> [Problem to work on]
Repeat the records verbatim and leave the pictures out of your copy.

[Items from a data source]
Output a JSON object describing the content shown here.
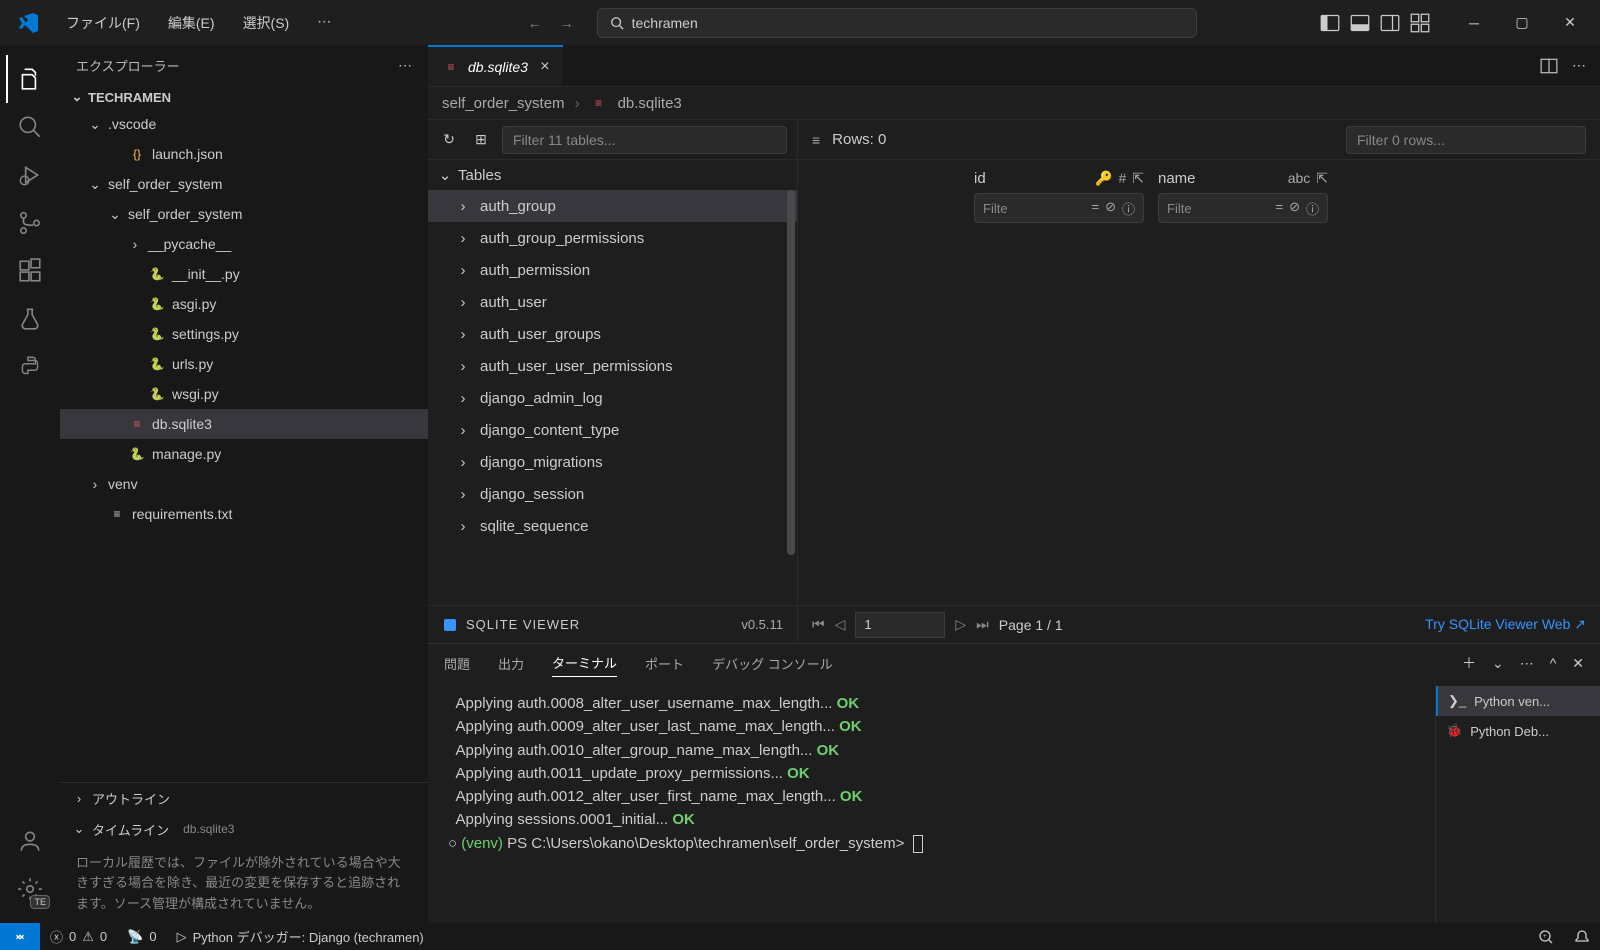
{
  "menu": {
    "file": "ファイル(F)",
    "edit": "編集(E)",
    "select": "選択(S)"
  },
  "search_text": "techramen",
  "sidebar": {
    "title": "エクスプローラー",
    "root": "TECHRAMEN",
    "outline": "アウトライン",
    "timeline": "タイムライン",
    "timeline_file": "db.sqlite3",
    "timeline_note": "ローカル履歴では、ファイルが除外されている場合や大きすぎる場合を除き、最近の変更を保存すると追跡されます。ソース管理が構成されていません。"
  },
  "tree": {
    "vscode": ".vscode",
    "launch": "launch.json",
    "sos": "self_order_system",
    "sos2": "self_order_system",
    "pycache": "__pycache__",
    "init": "__init__.py",
    "asgi": "asgi.py",
    "settings": "settings.py",
    "urls": "urls.py",
    "wsgi": "wsgi.py",
    "db": "db.sqlite3",
    "manage": "manage.py",
    "venv": "venv",
    "req": "requirements.txt"
  },
  "tab": {
    "name": "db.sqlite3"
  },
  "breadcrumb": {
    "p0": "self_order_system",
    "p1": "db.sqlite3"
  },
  "sqlite": {
    "filter_tables": "Filter 11 tables...",
    "tables_label": "Tables",
    "tables": {
      "t0": "auth_group",
      "t1": "auth_group_permissions",
      "t2": "auth_permission",
      "t3": "auth_user",
      "t4": "auth_user_groups",
      "t5": "auth_user_user_permissions",
      "t6": "django_admin_log",
      "t7": "django_content_type",
      "t8": "django_migrations",
      "t9": "django_session",
      "t10": "sqlite_sequence"
    },
    "rows_label": "Rows: 0",
    "filter_rows": "Filter 0 rows...",
    "col_id": "id",
    "col_name": "name",
    "col_filter": "Filte",
    "brand": "SQLITE VIEWER",
    "version": "v0.5.11",
    "page_input": "1",
    "page_text": "Page 1 / 1",
    "link": "Try SQLite Viewer Web ↗"
  },
  "panel": {
    "t_problems": "問題",
    "t_output": "出力",
    "t_terminal": "ターミナル",
    "t_ports": "ポート",
    "t_debug": "デバッグ コンソール",
    "side_venv": "Python ven...",
    "side_debug": "Python Deb..."
  },
  "terminal": {
    "l0a": "  Applying auth.0008_alter_user_username_max_length... ",
    "l0b": "OK",
    "l1a": "  Applying auth.0009_alter_user_last_name_max_length... ",
    "l1b": "OK",
    "l2a": "  Applying auth.0010_alter_group_name_max_length... ",
    "l2b": "OK",
    "l3a": "  Applying auth.0011_update_proxy_permissions... ",
    "l3b": "OK",
    "l4a": "  Applying auth.0012_alter_user_first_name_max_length... ",
    "l4b": "OK",
    "l5a": "  Applying sessions.0001_initial... ",
    "l5b": "OK",
    "prompt_circle": "○ ",
    "prompt_venv": "(venv) ",
    "prompt_path": "PS C:\\Users\\okano\\Desktop\\techramen\\self_order_system> "
  },
  "status": {
    "errors": "0",
    "warnings": "0",
    "ports": "0",
    "debugger": "Python デバッガー: Django (techramen)"
  }
}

> [Worked solution]
Output a JSON object describing the content shown here.
{
  "menu": {
    "file": "ファイル(F)",
    "edit": "編集(E)",
    "select": "選択(S)"
  },
  "search_text": "techramen",
  "sidebar": {
    "title": "エクスプローラー",
    "root": "TECHRAMEN",
    "outline": "アウトライン",
    "timeline": "タイムライン",
    "timeline_file": "db.sqlite3",
    "timeline_note": "ローカル履歴では、ファイルが除外されている場合や大きすぎる場合を除き、最近の変更を保存すると追跡されます。ソース管理が構成されていません。"
  },
  "tree": {
    "vscode": ".vscode",
    "launch": "launch.json",
    "sos": "self_order_system",
    "sos2": "self_order_system",
    "pycache": "__pycache__",
    "init": "__init__.py",
    "asgi": "asgi.py",
    "settings": "settings.py",
    "urls": "urls.py",
    "wsgi": "wsgi.py",
    "db": "db.sqlite3",
    "manage": "manage.py",
    "venv": "venv",
    "req": "requirements.txt"
  },
  "tab": {
    "name": "db.sqlite3"
  },
  "breadcrumb": {
    "p0": "self_order_system",
    "p1": "db.sqlite3"
  },
  "sqlite": {
    "filter_tables": "Filter 11 tables...",
    "tables_label": "Tables",
    "tables": {
      "t0": "auth_group",
      "t1": "auth_group_permissions",
      "t2": "auth_permission",
      "t3": "auth_user",
      "t4": "auth_user_groups",
      "t5": "auth_user_user_permissions",
      "t6": "django_admin_log",
      "t7": "django_content_type",
      "t8": "django_migrations",
      "t9": "django_session",
      "t10": "sqlite_sequence"
    },
    "rows_label": "Rows: 0",
    "filter_rows": "Filter 0 rows...",
    "col_id": "id",
    "col_name": "name",
    "col_filter": "Filte",
    "brand": "SQLITE VIEWER",
    "version": "v0.5.11",
    "page_input": "1",
    "page_text": "Page 1 / 1",
    "link": "Try SQLite Viewer Web ↗"
  },
  "panel": {
    "t_problems": "問題",
    "t_output": "出力",
    "t_terminal": "ターミナル",
    "t_ports": "ポート",
    "t_debug": "デバッグ コンソール",
    "side_venv": "Python ven...",
    "side_debug": "Python Deb..."
  },
  "terminal": {
    "l0a": "  Applying auth.0008_alter_user_username_max_length... ",
    "l0b": "OK",
    "l1a": "  Applying auth.0009_alter_user_last_name_max_length... ",
    "l1b": "OK",
    "l2a": "  Applying auth.0010_alter_group_name_max_length... ",
    "l2b": "OK",
    "l3a": "  Applying auth.0011_update_proxy_permissions... ",
    "l3b": "OK",
    "l4a": "  Applying auth.0012_alter_user_first_name_max_length... ",
    "l4b": "OK",
    "l5a": "  Applying sessions.0001_initial... ",
    "l5b": "OK",
    "prompt_circle": "○ ",
    "prompt_venv": "(venv) ",
    "prompt_path": "PS C:\\Users\\okano\\Desktop\\techramen\\self_order_system> "
  },
  "status": {
    "errors": "0",
    "warnings": "0",
    "ports": "0",
    "debugger": "Python デバッガー: Django (techramen)"
  }
}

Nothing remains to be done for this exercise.